Problem statement
Which lines contain the word "Convertible"? Return each of them as written.

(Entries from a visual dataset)

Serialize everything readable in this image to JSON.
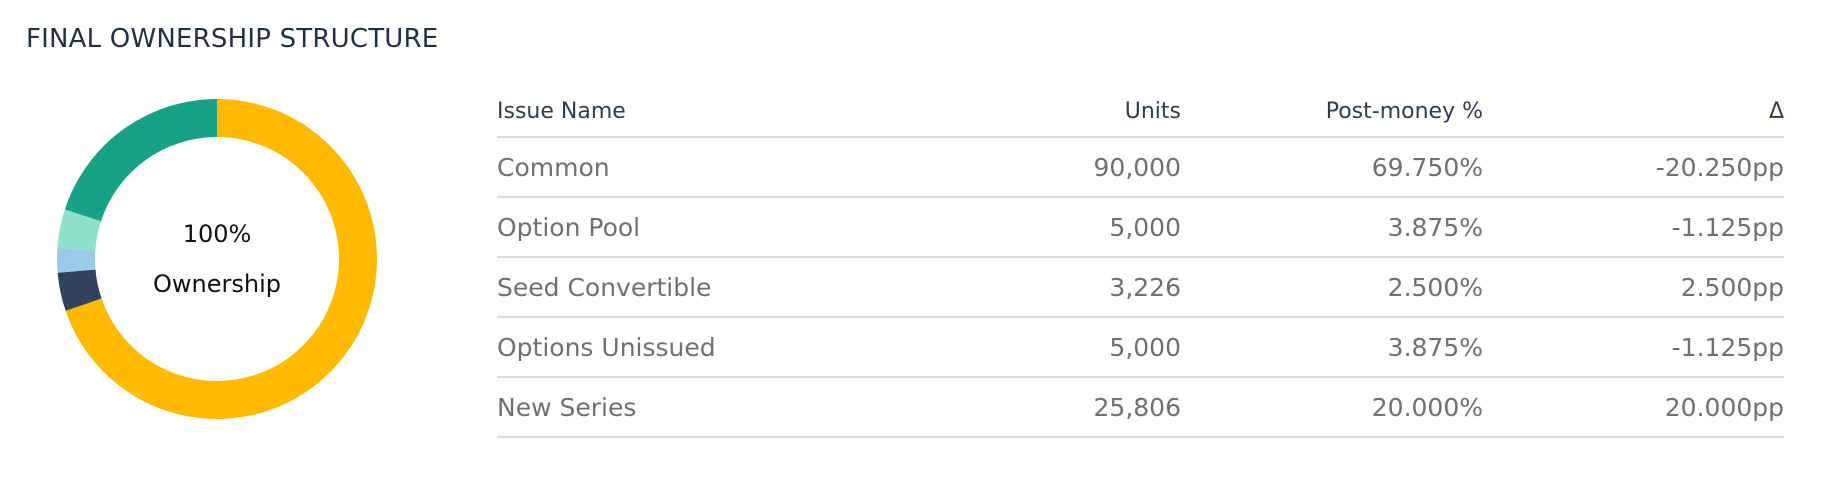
{
  "section": {
    "title": "FINAL OWNERSHIP STRUCTURE"
  },
  "donut": {
    "center_value": "100%",
    "center_label": "Ownership"
  },
  "table": {
    "headers": {
      "name": "Issue Name",
      "units": "Units",
      "post_money": "Post-money %",
      "delta": "Δ"
    },
    "rows": [
      {
        "name": "Common",
        "units": "90,000",
        "post_money": "69.750%",
        "delta": "-20.250pp"
      },
      {
        "name": "Option Pool",
        "units": "5,000",
        "post_money": "3.875%",
        "delta": "-1.125pp"
      },
      {
        "name": "Seed Convertible",
        "units": "3,226",
        "post_money": "2.500%",
        "delta": "2.500pp"
      },
      {
        "name": "Options Unissued",
        "units": "5,000",
        "post_money": "3.875%",
        "delta": "-1.125pp"
      },
      {
        "name": "New Series",
        "units": "25,806",
        "post_money": "20.000%",
        "delta": "20.000pp"
      }
    ]
  },
  "chart_data": {
    "type": "pie",
    "variant": "donut",
    "categories": [
      "Common",
      "Option Pool",
      "Seed Convertible",
      "Options Unissued",
      "New Series"
    ],
    "values": [
      69.75,
      3.875,
      2.5,
      3.875,
      20.0
    ],
    "colors": [
      "#ffba00",
      "#31435d",
      "#9acbea",
      "#8ee0cb",
      "#17a287"
    ],
    "start_angle": "12 o'clock, clockwise"
  }
}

Result
        "name": "Seed Convertible",
      "Seed Convertible",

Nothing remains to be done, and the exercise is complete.